Dataset listings of figures
━━━━━━━━━━━━━━━━

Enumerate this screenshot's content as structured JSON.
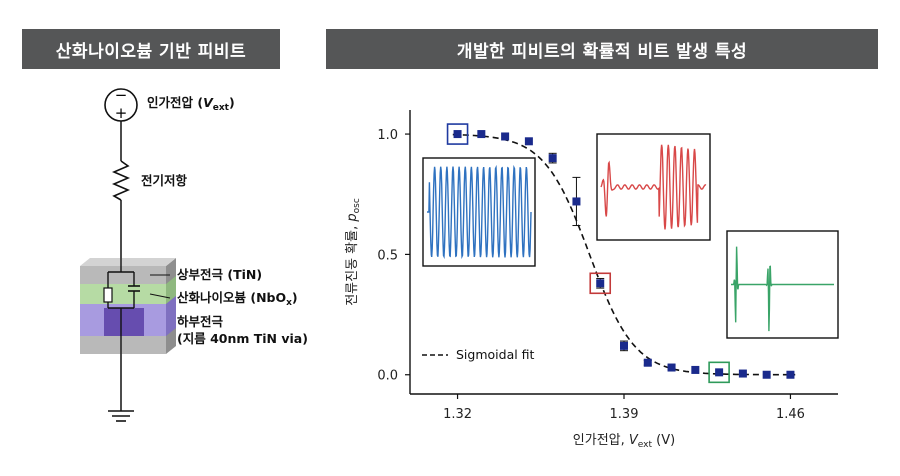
{
  "left_panel": {
    "title": "산화나이오븀 기반 피비트",
    "voltage_label": "인가전압 (",
    "voltage_symbol": "V",
    "voltage_sub": "ext",
    "voltage_close": ")",
    "resistor_label": "전기저항",
    "top_electrode": "상부전극 (TiN)",
    "oxide_prefix": "산화나이오븀 (NbO",
    "oxide_sub": "x",
    "oxide_suffix": ")",
    "bottom_electrode_1": "하부전극",
    "bottom_electrode_2": "(지름 40nm TiN via)",
    "source_minus": "−",
    "source_plus": "+"
  },
  "right_panel": {
    "title": "개발한 피비트의 확률적 비트 발생 특성"
  },
  "colors": {
    "banner": "#555657",
    "markers": "#1a2a8c",
    "blue_wave": "#2f72c0",
    "red_wave": "#d84848",
    "green_wave": "#3aa468",
    "layer_gray": "#b9b9b9",
    "layer_green": "#b6dba4",
    "layer_purple": "#a89be0"
  },
  "chart_data": {
    "type": "scatter",
    "xlabel_prefix": "인가전압, ",
    "xlabel_symbol": "V",
    "xlabel_sub": "ext",
    "xlabel_unit": " (V)",
    "ylabel_prefix": "전류진동 확률, ",
    "ylabel_symbol": "p",
    "ylabel_sub": "osc",
    "xlim": [
      1.3,
      1.48
    ],
    "ylim": [
      -0.08,
      1.1
    ],
    "x_ticks": [
      1.32,
      1.39,
      1.46
    ],
    "x_tick_labels": [
      "1.32",
      "1.39",
      "1.46"
    ],
    "y_ticks": [
      0.0,
      0.5,
      1.0
    ],
    "y_tick_labels": [
      "0.0",
      "0.5",
      "1.0"
    ],
    "legend": "Sigmoidal fit",
    "legend_position": "lower-left",
    "series": [
      {
        "x": [
          1.32,
          1.33,
          1.34,
          1.35,
          1.36,
          1.37,
          1.38,
          1.39,
          1.4,
          1.41,
          1.42,
          1.43,
          1.44,
          1.45,
          1.46
        ],
        "y": [
          1.0,
          1.0,
          0.99,
          0.97,
          0.9,
          0.72,
          0.38,
          0.12,
          0.05,
          0.03,
          0.02,
          0.01,
          0.005,
          0.0,
          0.0
        ],
        "err": [
          0,
          0,
          0,
          0,
          0.02,
          0.1,
          0.02,
          0.02,
          0.01,
          0.01,
          0,
          0,
          0,
          0,
          0
        ]
      }
    ],
    "fit": {
      "center": 1.3755,
      "width": 0.0095
    },
    "highlight_boxes": [
      {
        "x": 1.32,
        "y": 1.0,
        "color": "#1f3aa0"
      },
      {
        "x": 1.38,
        "y": 0.38,
        "color": "#c23a3a"
      },
      {
        "x": 1.43,
        "y": 0.01,
        "color": "#2e9a5a"
      }
    ],
    "insets": [
      {
        "name": "inset-oscillation-blue",
        "wave": "oscillation",
        "color": "#2f72c0"
      },
      {
        "name": "inset-burst-red",
        "wave": "burst",
        "color": "#d84848"
      },
      {
        "name": "inset-spike-green",
        "wave": "spike",
        "color": "#3aa468"
      }
    ]
  }
}
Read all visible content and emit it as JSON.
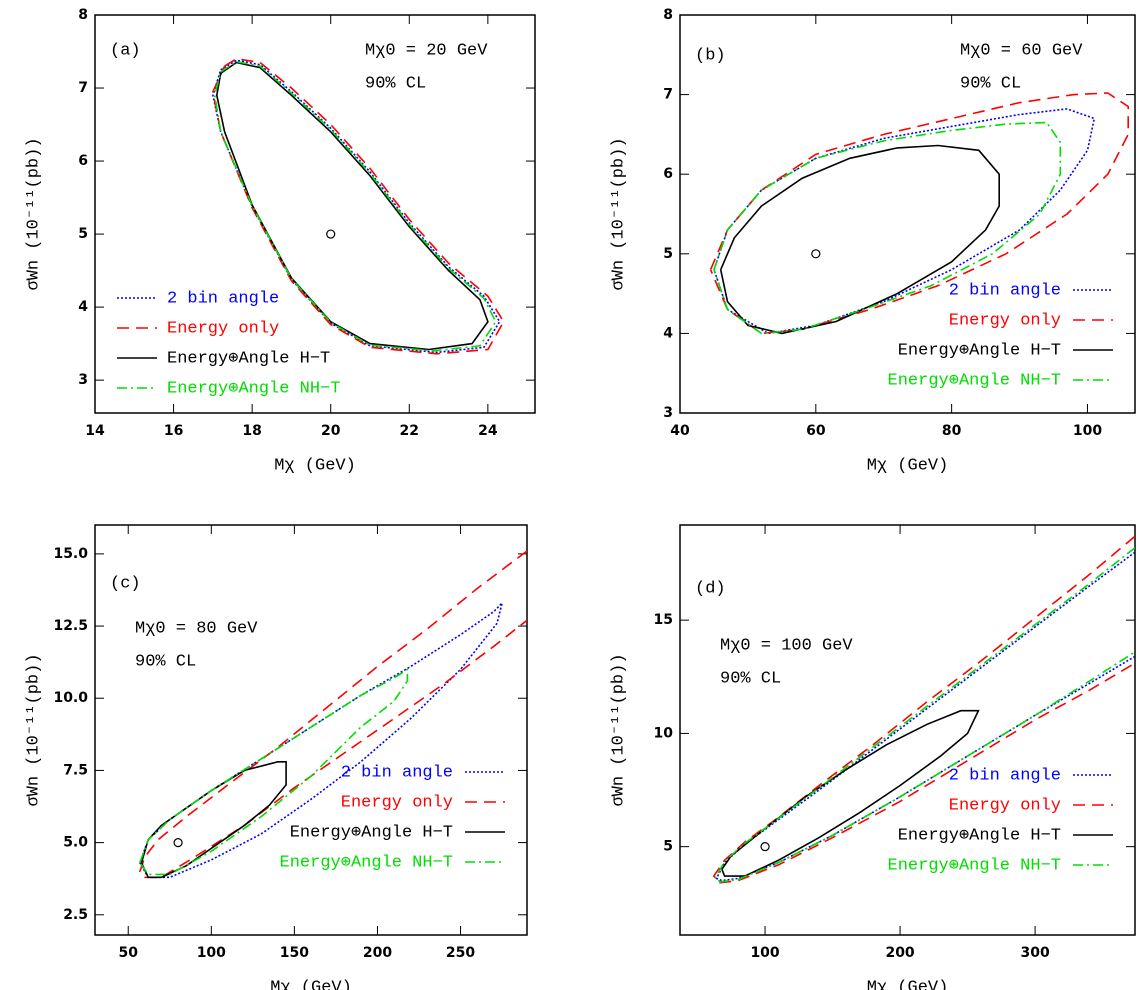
{
  "chart_data": [
    {
      "type": "line",
      "label": "(a)",
      "annotations": [
        "Mχ0 = 20 GeV",
        "90% CL"
      ],
      "x_label": "Mχ (GeV)",
      "y_label": "σWn (10⁻¹¹(pb))",
      "xlim": [
        14,
        25.2
      ],
      "ylim": [
        2.55,
        8
      ],
      "xticks": [
        14,
        16,
        18,
        20,
        22,
        24
      ],
      "yticks": [
        3,
        4,
        5,
        6,
        7,
        8
      ],
      "legend": "lower left",
      "center": {
        "x": 20,
        "y": 5
      },
      "series": [
        {
          "name": "2 bin angle",
          "color": "#0000ff",
          "dash": "2,2",
          "x": [
            17.2,
            17.6,
            18.2,
            19,
            20,
            21,
            22,
            23,
            23.9,
            24.3,
            23.9,
            22.7,
            21,
            20,
            19,
            18,
            17.2,
            17.0,
            17.2
          ],
          "values": [
            7.25,
            7.38,
            7.32,
            6.95,
            6.45,
            5.85,
            5.15,
            4.55,
            4.15,
            3.8,
            3.45,
            3.38,
            3.47,
            3.78,
            4.38,
            5.38,
            6.4,
            6.9,
            7.25
          ]
        },
        {
          "name": "Energy only",
          "color": "#ff0000",
          "dash": "12,7",
          "x": [
            17.3,
            17.6,
            18.2,
            19,
            20,
            21,
            22,
            23,
            24,
            24.4,
            24.0,
            22.7,
            21,
            20,
            19,
            18,
            17.2,
            17.0,
            17.3
          ],
          "values": [
            7.3,
            7.4,
            7.35,
            7.0,
            6.5,
            5.9,
            5.2,
            4.6,
            4.15,
            3.8,
            3.42,
            3.36,
            3.45,
            3.76,
            4.36,
            5.36,
            6.4,
            6.95,
            7.3
          ]
        },
        {
          "name": "Energy⊕Angle H−T",
          "color": "#000000",
          "dash": "none",
          "x": [
            17.2,
            17.6,
            18.2,
            19,
            20,
            21,
            22,
            23,
            23.8,
            24,
            23.6,
            22.5,
            21,
            20,
            19,
            18,
            17.3,
            17.1,
            17.2
          ],
          "values": [
            7.2,
            7.35,
            7.28,
            6.9,
            6.4,
            5.8,
            5.1,
            4.5,
            4.1,
            3.8,
            3.5,
            3.42,
            3.5,
            3.8,
            4.4,
            5.4,
            6.4,
            6.9,
            7.2
          ]
        },
        {
          "name": "Energy⊕Angle NH−T",
          "color": "#00dd00",
          "dash": "10,4,2,4",
          "x": [
            17.2,
            17.6,
            18.2,
            19,
            20,
            21,
            22,
            23,
            23.9,
            24.2,
            23.8,
            22.6,
            21,
            20,
            19,
            18,
            17.2,
            17.05,
            17.2
          ],
          "values": [
            7.22,
            7.36,
            7.3,
            6.93,
            6.43,
            5.83,
            5.13,
            4.53,
            4.12,
            3.8,
            3.47,
            3.4,
            3.48,
            3.79,
            4.39,
            5.39,
            6.4,
            6.9,
            7.22
          ]
        }
      ]
    },
    {
      "type": "line",
      "label": "(b)",
      "annotations": [
        "Mχ0 = 60 GeV",
        "90% CL"
      ],
      "x_label": "Mχ (GeV)",
      "y_label": "σWn (10⁻¹¹(pb))",
      "xlim": [
        40,
        107
      ],
      "ylim": [
        3,
        8
      ],
      "xticks": [
        40,
        60,
        80,
        100
      ],
      "yticks": [
        3,
        4,
        5,
        6,
        7,
        8
      ],
      "legend": "lower right",
      "center": {
        "x": 60,
        "y": 5
      },
      "series": [
        {
          "name": "2 bin angle",
          "color": "#0000ff",
          "dash": "2,2",
          "x": [
            45,
            47,
            52,
            60,
            70,
            80,
            90,
            97,
            101,
            100,
            96,
            90,
            80,
            70,
            60,
            53,
            47,
            45
          ],
          "values": [
            4.8,
            5.3,
            5.8,
            6.2,
            6.45,
            6.6,
            6.75,
            6.82,
            6.7,
            6.3,
            5.8,
            5.3,
            4.8,
            4.4,
            4.1,
            4.0,
            4.3,
            4.8
          ]
        },
        {
          "name": "Energy only",
          "color": "#ff0000",
          "dash": "12,7",
          "x": [
            44.5,
            47,
            52,
            60,
            70,
            80,
            90,
            98,
            103,
            106,
            106,
            103,
            97,
            88,
            78,
            68,
            58,
            52,
            47,
            44.5
          ],
          "values": [
            4.8,
            5.3,
            5.8,
            6.25,
            6.5,
            6.7,
            6.9,
            7.0,
            7.02,
            6.85,
            6.5,
            6.0,
            5.5,
            5.0,
            4.6,
            4.3,
            4.05,
            4.0,
            4.3,
            4.8
          ]
        },
        {
          "name": "Energy⊕Angle H−T",
          "color": "#000000",
          "dash": "none",
          "x": [
            46,
            48,
            52,
            58,
            65,
            72,
            78,
            84,
            87,
            87,
            85,
            80,
            72,
            63,
            55,
            50,
            47,
            46
          ],
          "values": [
            4.8,
            5.2,
            5.6,
            5.95,
            6.2,
            6.33,
            6.36,
            6.3,
            6.0,
            5.6,
            5.3,
            4.9,
            4.5,
            4.15,
            4.0,
            4.1,
            4.4,
            4.8
          ]
        },
        {
          "name": "Energy⊕Angle NH−T",
          "color": "#00dd00",
          "dash": "10,4,2,4",
          "x": [
            45,
            47,
            52,
            60,
            70,
            80,
            88,
            94,
            96,
            96,
            93,
            86,
            77,
            67,
            58,
            52,
            47,
            45
          ],
          "values": [
            4.8,
            5.3,
            5.8,
            6.2,
            6.42,
            6.55,
            6.63,
            6.65,
            6.4,
            6.0,
            5.5,
            5.0,
            4.6,
            4.3,
            4.05,
            4.0,
            4.3,
            4.8
          ]
        }
      ]
    },
    {
      "type": "line",
      "label": "(c)",
      "annotations": [
        "Mχ0 = 80 GeV",
        "90% CL"
      ],
      "x_label": "Mχ (GeV)",
      "y_label": "σWn (10⁻¹¹(pb))",
      "xlim": [
        30,
        290
      ],
      "ylim": [
        1.8,
        16
      ],
      "xticks": [
        50,
        100,
        150,
        200,
        250
      ],
      "yticks": [
        2.5,
        {
          "value": 5,
          "label": "5.0"
        },
        7.5,
        {
          "value": 10,
          "label": "10.0"
        },
        12.5,
        {
          "value": 15,
          "label": "15.0"
        }
      ],
      "legend": "lower right",
      "center": {
        "x": 80,
        "y": 5
      },
      "series": [
        {
          "name": "2 bin angle",
          "color": "#0000ff",
          "dash": "2,2",
          "x": [
            57,
            62,
            75,
            100,
            130,
            160,
            190,
            220,
            250,
            270,
            275,
            272,
            250,
            220,
            190,
            160,
            130,
            100,
            75,
            62,
            57
          ],
          "values": [
            4.3,
            5.1,
            5.8,
            6.8,
            7.9,
            9.0,
            10.1,
            11.1,
            12.2,
            13.0,
            13.3,
            12.6,
            11.0,
            9.3,
            7.8,
            6.5,
            5.3,
            4.4,
            3.8,
            3.8,
            4.3
          ]
        },
        {
          "name": "Energy only",
          "color": "#ff0000",
          "dash": "12,7",
          "x": [
            290,
            260,
            230,
            200,
            170,
            140,
            110,
            85,
            68,
            60,
            57,
            60,
            70,
            90,
            120,
            150,
            180,
            210,
            240,
            270,
            290
          ],
          "values": [
            15.1,
            13.8,
            12.4,
            11.1,
            9.7,
            8.3,
            7.0,
            5.9,
            5.1,
            4.5,
            4.0,
            3.8,
            3.8,
            4.5,
            5.6,
            6.9,
            8.1,
            9.3,
            10.5,
            11.8,
            12.7
          ]
        },
        {
          "name": "Energy⊕Angle H−T",
          "color": "#000000",
          "dash": "none",
          "x": [
            58,
            62,
            70,
            85,
            100,
            120,
            140,
            145,
            145,
            135,
            120,
            100,
            85,
            70,
            62,
            58
          ],
          "values": [
            4.3,
            5.1,
            5.6,
            6.2,
            6.8,
            7.5,
            7.8,
            7.8,
            7.0,
            6.3,
            5.6,
            4.8,
            4.2,
            3.8,
            3.8,
            4.3
          ]
        },
        {
          "name": "Energy⊕Angle NH−T",
          "color": "#00dd00",
          "dash": "10,4,2,4",
          "x": [
            57,
            62,
            75,
            100,
            130,
            160,
            190,
            210,
            218,
            218,
            210,
            190,
            160,
            130,
            100,
            75,
            62,
            57
          ],
          "values": [
            4.3,
            5.1,
            5.8,
            6.8,
            7.9,
            9.0,
            10.1,
            10.7,
            11.0,
            10.6,
            9.9,
            9.0,
            7.3,
            5.9,
            4.7,
            3.9,
            3.9,
            4.3
          ]
        }
      ]
    },
    {
      "type": "line",
      "label": "(d)",
      "annotations": [
        "Mχ0 = 100 GeV",
        "90% CL"
      ],
      "x_label": "Mχ (GeV)",
      "y_label": "σWn (10⁻¹¹(pb))",
      "xlim": [
        37,
        374
      ],
      "ylim": [
        1.1,
        19.2
      ],
      "xticks": [
        100,
        200,
        300
      ],
      "yticks": [
        5,
        10,
        15
      ],
      "legend": "lower right",
      "center": {
        "x": 100,
        "y": 5
      },
      "series": [
        {
          "name": "2 bin angle",
          "color": "#0000ff",
          "dash": "2,2",
          "x": [
            374,
            340,
            300,
            260,
            220,
            180,
            140,
            110,
            85,
            70,
            64,
            68,
            80,
            110,
            150,
            200,
            250,
            300,
            340,
            374
          ],
          "values": [
            18.0,
            16.5,
            14.7,
            12.9,
            11.1,
            9.3,
            7.5,
            6.2,
            5.1,
            4.3,
            3.6,
            3.5,
            3.6,
            4.3,
            5.5,
            7.2,
            9.0,
            10.8,
            12.2,
            13.4
          ]
        },
        {
          "name": "Energy only",
          "color": "#ff0000",
          "dash": "12,7",
          "x": [
            374,
            340,
            300,
            260,
            220,
            180,
            140,
            110,
            85,
            70,
            62,
            66,
            80,
            110,
            150,
            200,
            250,
            300,
            340,
            374
          ],
          "values": [
            18.7,
            17.0,
            15.1,
            13.2,
            11.4,
            9.5,
            7.7,
            6.3,
            5.2,
            4.4,
            3.7,
            3.4,
            3.5,
            4.2,
            5.4,
            7.0,
            8.8,
            10.6,
            11.9,
            13.1
          ]
        },
        {
          "name": "Energy⊕Angle H−T",
          "color": "#000000",
          "dash": "none",
          "x": [
            68,
            75,
            100,
            130,
            160,
            190,
            220,
            245,
            258,
            250,
            230,
            200,
            170,
            140,
            110,
            85,
            70,
            68
          ],
          "values": [
            4.0,
            4.6,
            5.8,
            7.2,
            8.4,
            9.5,
            10.4,
            11.0,
            11.0,
            10.0,
            9.0,
            7.7,
            6.5,
            5.4,
            4.4,
            3.7,
            3.7,
            4.0
          ]
        },
        {
          "name": "Energy⊕Angle NH−T",
          "color": "#00dd00",
          "dash": "10,4,2,4",
          "x": [
            374,
            340,
            300,
            260,
            220,
            180,
            140,
            110,
            85,
            70,
            63,
            67,
            80,
            110,
            150,
            200,
            250,
            300,
            340,
            374
          ],
          "values": [
            18.2,
            16.6,
            14.8,
            13.0,
            11.2,
            9.4,
            7.6,
            6.25,
            5.15,
            4.35,
            3.6,
            3.45,
            3.55,
            4.3,
            5.5,
            7.2,
            9.0,
            10.8,
            12.3,
            13.6
          ]
        }
      ]
    }
  ]
}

━━━━━━━━━━━━━━━━

Work out how many lines in the records above contain the word "JSON", and reply with that number alone.

2